The request. Print the entire listing. Each line must match the original exactly.

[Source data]

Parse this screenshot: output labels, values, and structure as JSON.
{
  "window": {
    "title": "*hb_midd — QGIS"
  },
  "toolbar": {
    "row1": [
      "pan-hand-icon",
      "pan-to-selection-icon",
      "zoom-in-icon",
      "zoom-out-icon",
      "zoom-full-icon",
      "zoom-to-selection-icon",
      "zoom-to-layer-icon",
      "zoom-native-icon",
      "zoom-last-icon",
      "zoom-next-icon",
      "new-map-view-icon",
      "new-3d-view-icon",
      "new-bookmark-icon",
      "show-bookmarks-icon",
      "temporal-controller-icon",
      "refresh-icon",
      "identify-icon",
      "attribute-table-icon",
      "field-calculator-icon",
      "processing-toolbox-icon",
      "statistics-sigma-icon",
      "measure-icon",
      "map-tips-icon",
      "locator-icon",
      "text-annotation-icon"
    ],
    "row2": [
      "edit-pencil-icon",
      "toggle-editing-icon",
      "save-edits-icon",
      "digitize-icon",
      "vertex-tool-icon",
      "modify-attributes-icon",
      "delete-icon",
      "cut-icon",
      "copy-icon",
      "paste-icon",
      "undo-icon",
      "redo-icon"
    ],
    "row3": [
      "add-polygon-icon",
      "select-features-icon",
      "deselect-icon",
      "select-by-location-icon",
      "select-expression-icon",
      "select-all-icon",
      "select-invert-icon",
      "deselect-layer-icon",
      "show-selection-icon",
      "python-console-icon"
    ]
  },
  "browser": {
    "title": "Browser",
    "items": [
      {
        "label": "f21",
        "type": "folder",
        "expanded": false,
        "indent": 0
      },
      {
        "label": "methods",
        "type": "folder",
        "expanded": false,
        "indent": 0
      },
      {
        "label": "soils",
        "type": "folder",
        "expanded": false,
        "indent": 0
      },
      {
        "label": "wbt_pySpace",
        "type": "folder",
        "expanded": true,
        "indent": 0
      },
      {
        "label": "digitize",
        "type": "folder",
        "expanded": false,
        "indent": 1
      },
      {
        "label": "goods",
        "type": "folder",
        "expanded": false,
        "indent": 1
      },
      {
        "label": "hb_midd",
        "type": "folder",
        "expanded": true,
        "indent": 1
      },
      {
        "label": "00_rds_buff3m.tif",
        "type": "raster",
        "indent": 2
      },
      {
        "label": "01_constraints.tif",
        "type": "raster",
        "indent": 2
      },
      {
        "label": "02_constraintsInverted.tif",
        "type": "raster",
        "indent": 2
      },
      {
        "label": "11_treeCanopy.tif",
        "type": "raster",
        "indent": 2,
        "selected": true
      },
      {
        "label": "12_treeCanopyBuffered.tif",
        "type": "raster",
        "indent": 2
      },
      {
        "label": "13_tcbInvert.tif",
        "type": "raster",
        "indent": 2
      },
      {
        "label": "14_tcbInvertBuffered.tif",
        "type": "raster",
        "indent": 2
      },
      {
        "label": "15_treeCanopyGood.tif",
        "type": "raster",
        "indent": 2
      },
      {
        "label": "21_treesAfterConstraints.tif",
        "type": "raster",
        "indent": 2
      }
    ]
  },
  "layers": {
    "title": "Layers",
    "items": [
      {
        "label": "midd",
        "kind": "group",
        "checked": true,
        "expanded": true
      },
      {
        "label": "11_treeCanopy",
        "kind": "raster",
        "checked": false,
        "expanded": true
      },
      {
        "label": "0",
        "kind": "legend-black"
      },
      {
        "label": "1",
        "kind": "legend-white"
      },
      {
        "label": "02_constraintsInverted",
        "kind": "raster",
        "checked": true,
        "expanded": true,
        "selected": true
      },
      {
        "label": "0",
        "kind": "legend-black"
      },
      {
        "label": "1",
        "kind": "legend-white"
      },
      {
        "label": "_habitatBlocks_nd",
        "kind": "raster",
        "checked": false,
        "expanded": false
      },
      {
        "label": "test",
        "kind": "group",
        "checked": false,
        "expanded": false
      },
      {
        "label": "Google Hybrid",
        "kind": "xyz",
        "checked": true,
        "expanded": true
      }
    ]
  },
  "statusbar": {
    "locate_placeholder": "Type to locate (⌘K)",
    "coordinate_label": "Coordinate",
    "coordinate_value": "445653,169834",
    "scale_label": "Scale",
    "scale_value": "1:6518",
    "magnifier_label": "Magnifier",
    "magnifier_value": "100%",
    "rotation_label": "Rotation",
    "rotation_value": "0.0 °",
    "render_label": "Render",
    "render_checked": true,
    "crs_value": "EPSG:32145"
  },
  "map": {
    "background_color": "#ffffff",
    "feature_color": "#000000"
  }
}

Full response.
Parse this screenshot: output labels, values, and structure as JSON.
{
  "window": {
    "title": "*hb_midd — QGIS"
  },
  "toolbar": {
    "row1": [
      "pan-hand-icon",
      "pan-to-selection-icon",
      "zoom-in-icon",
      "zoom-out-icon",
      "zoom-full-icon",
      "zoom-to-selection-icon",
      "zoom-to-layer-icon",
      "zoom-native-icon",
      "zoom-last-icon",
      "zoom-next-icon",
      "new-map-view-icon",
      "new-3d-view-icon",
      "new-bookmark-icon",
      "show-bookmarks-icon",
      "temporal-controller-icon",
      "refresh-icon",
      "identify-icon",
      "attribute-table-icon",
      "field-calculator-icon",
      "processing-toolbox-icon",
      "statistics-sigma-icon",
      "measure-icon",
      "map-tips-icon",
      "locator-icon",
      "text-annotation-icon"
    ],
    "row2": [
      "edit-pencil-icon",
      "toggle-editing-icon",
      "save-edits-icon",
      "digitize-icon",
      "vertex-tool-icon",
      "modify-attributes-icon",
      "delete-icon",
      "cut-icon",
      "copy-icon",
      "paste-icon",
      "undo-icon",
      "redo-icon"
    ],
    "row3": [
      "add-polygon-icon",
      "select-features-icon",
      "deselect-icon",
      "select-by-location-icon",
      "select-expression-icon",
      "select-all-icon",
      "select-invert-icon",
      "deselect-layer-icon",
      "show-selection-icon",
      "python-console-icon"
    ]
  },
  "browser": {
    "title": "Browser",
    "items": [
      {
        "label": "f21",
        "type": "folder",
        "expanded": false,
        "indent": 0
      },
      {
        "label": "methods",
        "type": "folder",
        "expanded": false,
        "indent": 0
      },
      {
        "label": "soils",
        "type": "folder",
        "expanded": false,
        "indent": 0
      },
      {
        "label": "wbt_pySpace",
        "type": "folder",
        "expanded": true,
        "indent": 0
      },
      {
        "label": "digitize",
        "type": "folder",
        "expanded": false,
        "indent": 1
      },
      {
        "label": "goods",
        "type": "folder",
        "expanded": false,
        "indent": 1
      },
      {
        "label": "hb_midd",
        "type": "folder",
        "expanded": true,
        "indent": 1
      },
      {
        "label": "00_rds_buff3m.tif",
        "type": "raster",
        "indent": 2
      },
      {
        "label": "01_constraints.tif",
        "type": "raster",
        "indent": 2
      },
      {
        "label": "02_constraintsInverted.tif",
        "type": "raster",
        "indent": 2
      },
      {
        "label": "11_treeCanopy.tif",
        "type": "raster",
        "indent": 2,
        "selected": true
      },
      {
        "label": "12_treeCanopyBuffered.tif",
        "type": "raster",
        "indent": 2
      },
      {
        "label": "13_tcbInvert.tif",
        "type": "raster",
        "indent": 2
      },
      {
        "label": "14_tcbInvertBuffered.tif",
        "type": "raster",
        "indent": 2
      },
      {
        "label": "15_treeCanopyGood.tif",
        "type": "raster",
        "indent": 2
      },
      {
        "label": "21_treesAfterConstraints.tif",
        "type": "raster",
        "indent": 2
      }
    ]
  },
  "layers": {
    "title": "Layers",
    "items": [
      {
        "label": "midd",
        "kind": "group",
        "checked": true,
        "expanded": true
      },
      {
        "label": "11_treeCanopy",
        "kind": "raster",
        "checked": false,
        "expanded": true
      },
      {
        "label": "0",
        "kind": "legend-black"
      },
      {
        "label": "1",
        "kind": "legend-white"
      },
      {
        "label": "02_constraintsInverted",
        "kind": "raster",
        "checked": true,
        "expanded": true,
        "selected": true
      },
      {
        "label": "0",
        "kind": "legend-black"
      },
      {
        "label": "1",
        "kind": "legend-white"
      },
      {
        "label": "_habitatBlocks_nd",
        "kind": "raster",
        "checked": false,
        "expanded": false
      },
      {
        "label": "test",
        "kind": "group",
        "checked": false,
        "expanded": false
      },
      {
        "label": "Google Hybrid",
        "kind": "xyz",
        "checked": true,
        "expanded": true
      }
    ]
  },
  "statusbar": {
    "locate_placeholder": "Type to locate (⌘K)",
    "coordinate_label": "Coordinate",
    "coordinate_value": "445653,169834",
    "scale_label": "Scale",
    "scale_value": "1:6518",
    "magnifier_label": "Magnifier",
    "magnifier_value": "100%",
    "rotation_label": "Rotation",
    "rotation_value": "0.0 °",
    "render_label": "Render",
    "render_checked": true,
    "crs_value": "EPSG:32145"
  },
  "map": {
    "background_color": "#ffffff",
    "feature_color": "#000000"
  }
}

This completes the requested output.